WHAT YOU SHOULD DO
Reproduce the records below line for line, leaving out the pictures.

--- begin ENTRIES PROVIDED ---

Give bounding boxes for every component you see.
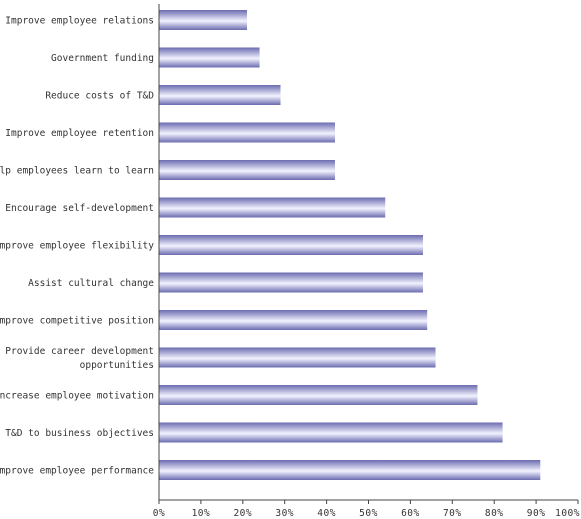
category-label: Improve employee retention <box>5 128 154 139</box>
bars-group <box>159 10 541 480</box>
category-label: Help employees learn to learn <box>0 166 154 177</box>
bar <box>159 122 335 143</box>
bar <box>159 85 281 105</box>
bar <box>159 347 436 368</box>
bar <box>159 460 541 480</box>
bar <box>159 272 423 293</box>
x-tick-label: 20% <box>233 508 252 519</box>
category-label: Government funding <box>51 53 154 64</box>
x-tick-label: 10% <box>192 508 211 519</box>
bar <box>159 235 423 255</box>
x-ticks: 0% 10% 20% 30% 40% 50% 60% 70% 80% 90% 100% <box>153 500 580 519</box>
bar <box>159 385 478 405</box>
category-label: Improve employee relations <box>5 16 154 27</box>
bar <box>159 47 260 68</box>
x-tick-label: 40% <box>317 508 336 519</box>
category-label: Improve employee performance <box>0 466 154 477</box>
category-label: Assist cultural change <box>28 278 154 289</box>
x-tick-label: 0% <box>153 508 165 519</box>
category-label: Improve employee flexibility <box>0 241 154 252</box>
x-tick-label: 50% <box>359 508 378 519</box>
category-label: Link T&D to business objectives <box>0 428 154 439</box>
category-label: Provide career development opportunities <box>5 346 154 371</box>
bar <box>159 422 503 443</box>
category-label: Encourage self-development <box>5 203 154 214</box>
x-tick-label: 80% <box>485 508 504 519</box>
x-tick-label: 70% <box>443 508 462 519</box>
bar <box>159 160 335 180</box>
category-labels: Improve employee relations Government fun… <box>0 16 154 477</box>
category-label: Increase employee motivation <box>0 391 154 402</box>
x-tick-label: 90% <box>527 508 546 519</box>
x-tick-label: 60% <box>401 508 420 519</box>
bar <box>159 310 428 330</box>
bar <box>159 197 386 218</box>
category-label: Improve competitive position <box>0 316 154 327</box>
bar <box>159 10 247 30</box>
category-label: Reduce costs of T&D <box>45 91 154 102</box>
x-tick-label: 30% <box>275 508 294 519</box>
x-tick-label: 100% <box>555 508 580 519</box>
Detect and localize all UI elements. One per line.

--- end ENTRIES PROVIDED ---

SOLUTION TO THE EXERCISE
Give bounding boxes for every component you see.
category-label: Improve employee retention <box>5 128 154 139</box>
bars-group <box>159 10 541 480</box>
category-label: Help employees learn to learn <box>0 166 154 177</box>
bar <box>159 122 335 143</box>
bar <box>159 85 281 105</box>
bar <box>159 347 436 368</box>
bar <box>159 460 541 480</box>
bar <box>159 272 423 293</box>
x-tick-label: 20% <box>233 508 252 519</box>
category-label: Government funding <box>51 53 154 64</box>
x-tick-label: 10% <box>192 508 211 519</box>
bar <box>159 235 423 255</box>
x-ticks: 0% 10% 20% 30% 40% 50% 60% 70% 80% 90% 100% <box>153 500 580 519</box>
bar <box>159 385 478 405</box>
category-label: Improve employee relations <box>5 16 154 27</box>
bar <box>159 47 260 68</box>
x-tick-label: 40% <box>317 508 336 519</box>
category-label: Improve employee performance <box>0 466 154 477</box>
category-label: Assist cultural change <box>28 278 154 289</box>
x-tick-label: 0% <box>153 508 165 519</box>
category-label: Improve employee flexibility <box>0 241 154 252</box>
x-tick-label: 50% <box>359 508 378 519</box>
category-label: Link T&D to business objectives <box>0 428 154 439</box>
category-label: Provide career development opportunities <box>5 346 154 371</box>
bar <box>159 422 503 443</box>
category-label: Encourage self-development <box>5 203 154 214</box>
x-tick-label: 80% <box>485 508 504 519</box>
x-tick-label: 70% <box>443 508 462 519</box>
bar <box>159 160 335 180</box>
category-labels: Improve employee relations Government fun… <box>0 16 154 477</box>
category-label: Increase employee motivation <box>0 391 154 402</box>
x-tick-label: 90% <box>527 508 546 519</box>
x-tick-label: 60% <box>401 508 420 519</box>
bar <box>159 310 428 330</box>
bar <box>159 197 386 218</box>
category-label: Improve competitive position <box>0 316 154 327</box>
bar <box>159 10 247 30</box>
category-label: Reduce costs of T&D <box>45 91 154 102</box>
x-tick-label: 30% <box>275 508 294 519</box>
x-tick-label: 100% <box>555 508 580 519</box>
Detect and localize all UI elements. One per line.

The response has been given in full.